Written request |
Report every line in the listing below where the string "زهرا" shows up.

Data supplied |
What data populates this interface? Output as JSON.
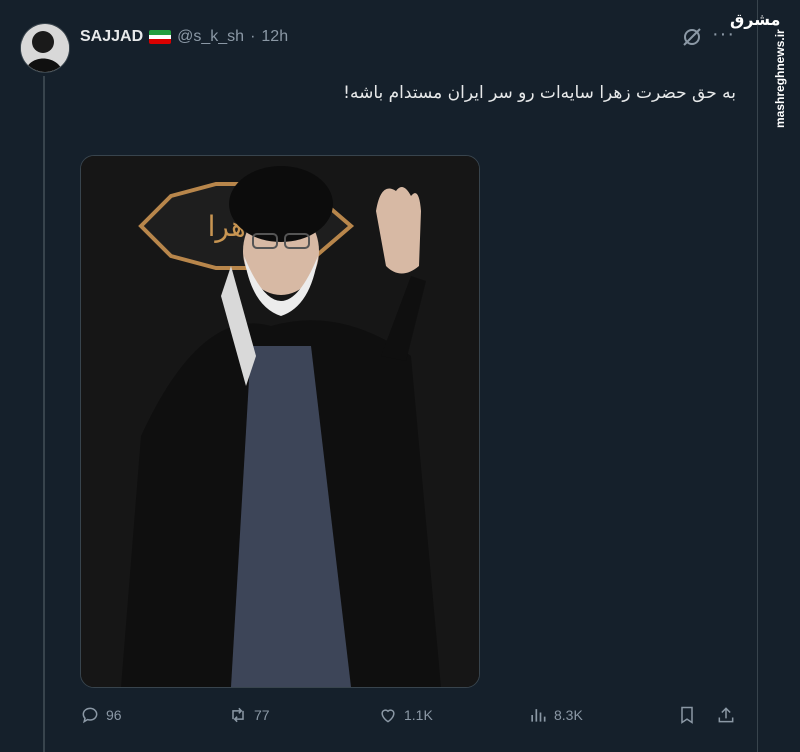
{
  "tweet": {
    "author_name": "SAJJAD",
    "handle": "@s_k_sh",
    "separator": "·",
    "time": "12h",
    "text": "به حق حضرت زهرا سایه‌ات رو سر ایران مستدام باشه!",
    "media_caption": "یا زهرا"
  },
  "actions": {
    "replies": "96",
    "retweets": "77",
    "likes": "1.1K",
    "views": "8.3K"
  },
  "watermark": {
    "logo": "مشرق",
    "site": "mashreghnews.ir"
  },
  "colors": {
    "background": "#15202b",
    "muted": "#8b98a5",
    "text": "#e7e9ea",
    "border": "#38444d"
  },
  "icons": [
    "grok-icon",
    "more-icon",
    "reply-icon",
    "retweet-icon",
    "like-icon",
    "views-icon",
    "bookmark-icon",
    "share-icon",
    "iran-flag-icon"
  ]
}
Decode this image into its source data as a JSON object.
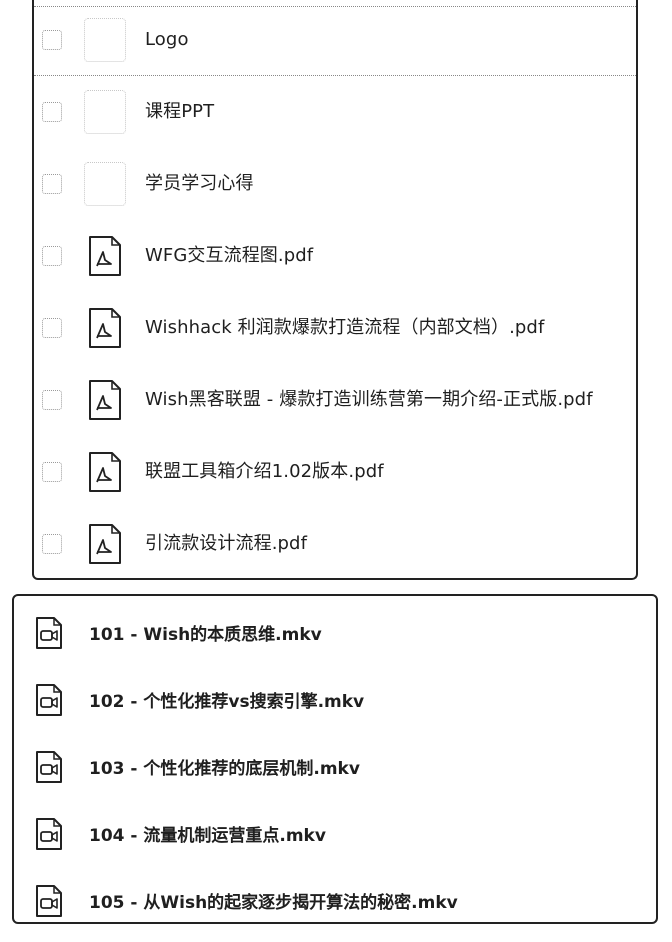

Result for this task |
    "text": "به حق حضرت زهرا سایه‌ات رو سر ایران مستدام باشه!",
    "media_caption": "یا زهرا"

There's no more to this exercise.